(Dataset listings of figures)
....................

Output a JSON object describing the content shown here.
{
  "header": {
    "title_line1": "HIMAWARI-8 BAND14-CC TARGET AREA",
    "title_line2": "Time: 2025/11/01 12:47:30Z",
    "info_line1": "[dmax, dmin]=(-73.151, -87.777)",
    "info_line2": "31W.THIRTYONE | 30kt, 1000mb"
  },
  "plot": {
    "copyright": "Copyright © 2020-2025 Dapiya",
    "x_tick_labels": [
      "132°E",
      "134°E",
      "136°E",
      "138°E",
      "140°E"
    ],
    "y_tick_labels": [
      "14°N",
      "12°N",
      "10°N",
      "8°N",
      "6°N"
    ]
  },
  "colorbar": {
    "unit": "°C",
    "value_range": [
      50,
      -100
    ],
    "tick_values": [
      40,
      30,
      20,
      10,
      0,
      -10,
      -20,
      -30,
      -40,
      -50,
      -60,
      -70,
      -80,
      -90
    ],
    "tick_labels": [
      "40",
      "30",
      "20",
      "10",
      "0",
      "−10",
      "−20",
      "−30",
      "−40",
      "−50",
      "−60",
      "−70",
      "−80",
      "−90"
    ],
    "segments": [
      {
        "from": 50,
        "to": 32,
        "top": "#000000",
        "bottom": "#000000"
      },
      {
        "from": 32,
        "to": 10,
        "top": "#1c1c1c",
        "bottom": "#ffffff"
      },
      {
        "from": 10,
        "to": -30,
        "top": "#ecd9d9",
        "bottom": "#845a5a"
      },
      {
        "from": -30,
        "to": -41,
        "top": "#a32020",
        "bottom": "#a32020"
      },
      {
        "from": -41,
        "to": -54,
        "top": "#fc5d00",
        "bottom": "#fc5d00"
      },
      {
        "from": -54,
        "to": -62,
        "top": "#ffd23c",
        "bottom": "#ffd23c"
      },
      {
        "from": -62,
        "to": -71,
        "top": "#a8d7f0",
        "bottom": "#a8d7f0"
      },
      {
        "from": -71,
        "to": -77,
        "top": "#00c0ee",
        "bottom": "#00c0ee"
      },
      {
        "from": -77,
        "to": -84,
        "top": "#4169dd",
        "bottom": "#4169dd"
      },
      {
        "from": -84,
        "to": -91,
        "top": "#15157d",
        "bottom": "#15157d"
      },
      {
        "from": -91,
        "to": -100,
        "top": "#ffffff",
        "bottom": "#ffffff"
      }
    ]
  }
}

....................

Output the full listing exactly as it stands.

Output a JSON object describing the content shown here.
{
  "header": {
    "title_line1": "HIMAWARI-8 BAND14-CC TARGET AREA",
    "title_line2": "Time: 2025/11/01 12:47:30Z",
    "info_line1": "[dmax, dmin]=(-73.151, -87.777)",
    "info_line2": "31W.THIRTYONE | 30kt, 1000mb"
  },
  "plot": {
    "copyright": "Copyright © 2020-2025 Dapiya",
    "x_tick_labels": [
      "132°E",
      "134°E",
      "136°E",
      "138°E",
      "140°E"
    ],
    "y_tick_labels": [
      "14°N",
      "12°N",
      "10°N",
      "8°N",
      "6°N"
    ]
  },
  "colorbar": {
    "unit": "°C",
    "value_range": [
      50,
      -100
    ],
    "tick_values": [
      40,
      30,
      20,
      10,
      0,
      -10,
      -20,
      -30,
      -40,
      -50,
      -60,
      -70,
      -80,
      -90
    ],
    "tick_labels": [
      "40",
      "30",
      "20",
      "10",
      "0",
      "−10",
      "−20",
      "−30",
      "−40",
      "−50",
      "−60",
      "−70",
      "−80",
      "−90"
    ],
    "segments": [
      {
        "from": 50,
        "to": 32,
        "top": "#000000",
        "bottom": "#000000"
      },
      {
        "from": 32,
        "to": 10,
        "top": "#1c1c1c",
        "bottom": "#ffffff"
      },
      {
        "from": 10,
        "to": -30,
        "top": "#ecd9d9",
        "bottom": "#845a5a"
      },
      {
        "from": -30,
        "to": -41,
        "top": "#a32020",
        "bottom": "#a32020"
      },
      {
        "from": -41,
        "to": -54,
        "top": "#fc5d00",
        "bottom": "#fc5d00"
      },
      {
        "from": -54,
        "to": -62,
        "top": "#ffd23c",
        "bottom": "#ffd23c"
      },
      {
        "from": -62,
        "to": -71,
        "top": "#a8d7f0",
        "bottom": "#a8d7f0"
      },
      {
        "from": -71,
        "to": -77,
        "top": "#00c0ee",
        "bottom": "#00c0ee"
      },
      {
        "from": -77,
        "to": -84,
        "top": "#4169dd",
        "bottom": "#4169dd"
      },
      {
        "from": -84,
        "to": -91,
        "top": "#15157d",
        "bottom": "#15157d"
      },
      {
        "from": -91,
        "to": -100,
        "top": "#ffffff",
        "bottom": "#ffffff"
      }
    ]
  }
}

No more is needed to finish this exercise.